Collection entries
---*---

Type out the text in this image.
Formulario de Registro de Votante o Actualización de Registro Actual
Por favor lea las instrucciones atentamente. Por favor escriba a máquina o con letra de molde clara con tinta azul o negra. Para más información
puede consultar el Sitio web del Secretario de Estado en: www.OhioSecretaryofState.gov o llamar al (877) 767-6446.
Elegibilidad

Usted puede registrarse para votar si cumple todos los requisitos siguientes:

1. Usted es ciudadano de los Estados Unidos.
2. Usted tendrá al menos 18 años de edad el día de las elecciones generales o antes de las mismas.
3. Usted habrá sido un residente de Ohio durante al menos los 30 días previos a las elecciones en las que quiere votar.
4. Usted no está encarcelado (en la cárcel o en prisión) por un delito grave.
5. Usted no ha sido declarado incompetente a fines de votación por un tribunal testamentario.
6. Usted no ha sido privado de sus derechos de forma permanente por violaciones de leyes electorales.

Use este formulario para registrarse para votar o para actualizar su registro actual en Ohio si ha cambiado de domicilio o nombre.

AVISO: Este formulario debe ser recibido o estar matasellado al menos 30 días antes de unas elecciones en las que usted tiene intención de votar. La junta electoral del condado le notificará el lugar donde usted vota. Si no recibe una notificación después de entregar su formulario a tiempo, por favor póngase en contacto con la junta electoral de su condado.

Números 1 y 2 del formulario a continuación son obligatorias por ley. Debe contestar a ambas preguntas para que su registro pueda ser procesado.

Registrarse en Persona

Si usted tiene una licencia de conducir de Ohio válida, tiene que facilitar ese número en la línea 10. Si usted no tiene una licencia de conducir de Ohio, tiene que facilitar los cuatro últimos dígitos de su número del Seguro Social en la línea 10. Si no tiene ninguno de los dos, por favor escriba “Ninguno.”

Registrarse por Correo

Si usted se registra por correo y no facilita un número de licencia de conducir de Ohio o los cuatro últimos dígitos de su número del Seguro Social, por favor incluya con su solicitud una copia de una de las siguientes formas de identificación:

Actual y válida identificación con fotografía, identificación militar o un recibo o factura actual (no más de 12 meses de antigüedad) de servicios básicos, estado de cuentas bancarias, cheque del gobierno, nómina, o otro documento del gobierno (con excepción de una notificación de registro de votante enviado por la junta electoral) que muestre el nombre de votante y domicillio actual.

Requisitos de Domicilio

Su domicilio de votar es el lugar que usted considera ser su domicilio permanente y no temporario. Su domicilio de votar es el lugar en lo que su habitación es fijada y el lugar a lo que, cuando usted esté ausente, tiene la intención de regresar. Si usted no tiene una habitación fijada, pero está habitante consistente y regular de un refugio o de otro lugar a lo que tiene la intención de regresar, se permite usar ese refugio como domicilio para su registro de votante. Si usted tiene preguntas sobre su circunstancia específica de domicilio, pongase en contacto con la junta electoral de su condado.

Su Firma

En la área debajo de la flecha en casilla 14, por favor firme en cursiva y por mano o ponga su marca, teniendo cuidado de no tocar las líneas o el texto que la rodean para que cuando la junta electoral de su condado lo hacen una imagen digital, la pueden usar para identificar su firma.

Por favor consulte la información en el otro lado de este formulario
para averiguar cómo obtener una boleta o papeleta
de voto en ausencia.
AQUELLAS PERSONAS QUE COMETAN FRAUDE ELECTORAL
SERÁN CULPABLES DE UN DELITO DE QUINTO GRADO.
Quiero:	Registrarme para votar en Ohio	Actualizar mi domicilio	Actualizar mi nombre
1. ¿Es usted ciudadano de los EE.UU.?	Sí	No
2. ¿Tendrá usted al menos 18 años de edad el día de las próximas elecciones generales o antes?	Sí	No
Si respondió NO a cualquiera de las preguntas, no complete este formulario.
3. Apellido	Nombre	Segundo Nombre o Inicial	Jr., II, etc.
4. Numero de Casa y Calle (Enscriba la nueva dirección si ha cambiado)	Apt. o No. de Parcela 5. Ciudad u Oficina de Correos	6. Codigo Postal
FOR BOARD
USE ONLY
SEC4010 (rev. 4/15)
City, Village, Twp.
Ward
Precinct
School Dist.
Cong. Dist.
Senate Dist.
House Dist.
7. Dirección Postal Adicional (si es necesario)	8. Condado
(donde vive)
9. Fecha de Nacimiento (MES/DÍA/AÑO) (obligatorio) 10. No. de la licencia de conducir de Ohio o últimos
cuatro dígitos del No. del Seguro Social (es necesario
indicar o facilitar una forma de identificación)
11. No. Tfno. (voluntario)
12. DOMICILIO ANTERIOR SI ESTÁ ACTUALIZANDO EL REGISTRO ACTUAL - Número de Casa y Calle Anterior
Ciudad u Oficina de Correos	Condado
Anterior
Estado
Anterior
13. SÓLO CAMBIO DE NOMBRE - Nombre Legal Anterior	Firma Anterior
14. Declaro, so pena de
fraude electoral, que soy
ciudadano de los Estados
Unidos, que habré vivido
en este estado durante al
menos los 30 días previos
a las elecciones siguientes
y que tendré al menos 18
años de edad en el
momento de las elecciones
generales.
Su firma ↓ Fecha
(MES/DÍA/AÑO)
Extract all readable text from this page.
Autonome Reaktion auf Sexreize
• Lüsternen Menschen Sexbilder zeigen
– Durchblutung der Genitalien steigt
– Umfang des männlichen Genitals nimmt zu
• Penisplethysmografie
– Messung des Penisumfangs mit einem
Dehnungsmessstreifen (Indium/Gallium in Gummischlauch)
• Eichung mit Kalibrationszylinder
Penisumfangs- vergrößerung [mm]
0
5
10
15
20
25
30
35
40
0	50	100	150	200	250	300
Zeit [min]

---*---

▶ [Exercise description] Repeat each entry word for word.

▶ [Answer below]
Type out the text in this image.
Formulario de Registro de Votante o Actualización de Registro Actual
Por favor lea las instrucciones atentamente. Por favor escriba a máquina o con letra de molde clara con tinta azul o negra. Para más información
puede consultar el Sitio web del Secretario de Estado en: www.OhioSecretaryofState.gov o llamar al (877) 767-6446.
Elegibilidad

Usted puede registrarse para votar si cumple todos los requisitos siguientes:

1. Usted es ciudadano de los Estados Unidos.
2. Usted tendrá al menos 18 años de edad el día de las elecciones generales o antes de las mismas.
3. Usted habrá sido un residente de Ohio durante al menos los 30 días previos a las elecciones en las que quiere votar.
4. Usted no está encarcelado (en la cárcel o en prisión) por un delito grave.
5. Usted no ha sido declarado incompetente a fines de votación por un tribunal testamentario.
6. Usted no ha sido privado de sus derechos de forma permanente por violaciones de leyes electorales.

Use este formulario para registrarse para votar o para actualizar su registro actual en Ohio si ha cambiado de domicilio o nombre.

AVISO: Este formulario debe ser recibido o estar matasellado al menos 30 días antes de unas elecciones en las que usted tiene intención de votar. La junta electoral del condado le notificará el lugar donde usted vota. Si no recibe una notificación después de entregar su formulario a tiempo, por favor póngase en contacto con la junta electoral de su condado.

Números 1 y 2 del formulario a continuación son obligatorias por ley. Debe contestar a ambas preguntas para que su registro pueda ser procesado.

Registrarse en Persona

Si usted tiene una licencia de conducir de Ohio válida, tiene que facilitar ese número en la línea 10. Si usted no tiene una licencia de conducir de Ohio, tiene que facilitar los cuatro últimos dígitos de su número del Seguro Social en la línea 10. Si no tiene ninguno de los dos, por favor escriba “Ninguno.”

Registrarse por Correo

Si usted se registra por correo y no facilita un número de licencia de conducir de Ohio o los cuatro últimos dígitos de su número del Seguro Social, por favor incluya con su solicitud una copia de una de las siguientes formas de identificación:

Actual y válida identificación con fotografía, identificación militar o un recibo o factura actual (no más de 12 meses de antigüedad) de servicios básicos, estado de cuentas bancarias, cheque del gobierno, nómina, o otro documento del gobierno (con excepción de una notificación de registro de votante enviado por la junta electoral) que muestre el nombre de votante y domicillio actual.

Requisitos de Domicilio

Su domicilio de votar es el lugar que usted considera ser su domicilio permanente y no temporario. Su domicilio de votar es el lugar en lo que su habitación es fijada y el lugar a lo que, cuando usted esté ausente, tiene la intención de regresar. Si usted no tiene una habitación fijada, pero está habitante consistente y regular de un refugio o de otro lugar a lo que tiene la intención de regresar, se permite usar ese refugio como domicilio para su registro de votante. Si usted tiene preguntas sobre su circunstancia específica de domicilio, pongase en contacto con la junta electoral de su condado.

Su Firma

En la área debajo de la flecha en casilla 14, por favor firme en cursiva y por mano o ponga su marca, teniendo cuidado de no tocar las líneas o el texto que la rodean para que cuando la junta electoral de su condado lo hacen una imagen digital, la pueden usar para identificar su firma.

Por favor consulte la información en el otro lado de este formulario
para averiguar cómo obtener una boleta o papeleta
de voto en ausencia.
AQUELLAS PERSONAS QUE COMETAN FRAUDE ELECTORAL
SERÁN CULPABLES DE UN DELITO DE QUINTO GRADO.
Quiero:	Registrarme para votar en Ohio	Actualizar mi domicilio	Actualizar mi nombre
1. ¿Es usted ciudadano de los EE.UU.?	Sí	No
2. ¿Tendrá usted al menos 18 años de edad el día de las próximas elecciones generales o antes?	Sí	No
Si respondió NO a cualquiera de las preguntas, no complete este formulario.
3. Apellido	Nombre	Segundo Nombre o Inicial	Jr., II, etc.
4. Numero de Casa y Calle (Enscriba la nueva dirección si ha cambiado)	Apt. o No. de Parcela 5. Ciudad u Oficina de Correos	6. Codigo Postal
FOR BOARD
USE ONLY
SEC4010 (rev. 4/15)
City, Village, Twp.
Ward
Precinct
School Dist.
Cong. Dist.
Senate Dist.
House Dist.
7. Dirección Postal Adicional (si es necesario)	8. Condado
(donde vive)
9. Fecha de Nacimiento (MES/DÍA/AÑO) (obligatorio) 10. No. de la licencia de conducir de Ohio o últimos
cuatro dígitos del No. del Seguro Social (es necesario
indicar o facilitar una forma de identificación)
11. No. Tfno. (voluntario)
12. DOMICILIO ANTERIOR SI ESTÁ ACTUALIZANDO EL REGISTRO ACTUAL - Número de Casa y Calle Anterior
Ciudad u Oficina de Correos	Condado
Anterior
Estado
Anterior
13. SÓLO CAMBIO DE NOMBRE - Nombre Legal Anterior	Firma Anterior
14. Declaro, so pena de
fraude electoral, que soy
ciudadano de los Estados
Unidos, que habré vivido
en este estado durante al
menos los 30 días previos
a las elecciones siguientes
y que tendré al menos 18
años de edad en el
momento de las elecciones
generales.
Su firma ↓ Fecha
(MES/DÍA/AÑO)
Extract all readable text from this page.
Autonome Reaktion auf Sexreize
• Lüsternen Menschen Sexbilder zeigen
– Durchblutung der Genitalien steigt
– Umfang des männlichen Genitals nimmt zu
• Penisplethysmografie
– Messung des Penisumfangs mit einem
Dehnungsmessstreifen (Indium/Gallium in Gummischlauch)
• Eichung mit Kalibrationszylinder
Penisumfangs- vergrößerung [mm]
0
5
10
15
20
25
30
35
40
0	50	100	150	200	250	300
Zeit [min]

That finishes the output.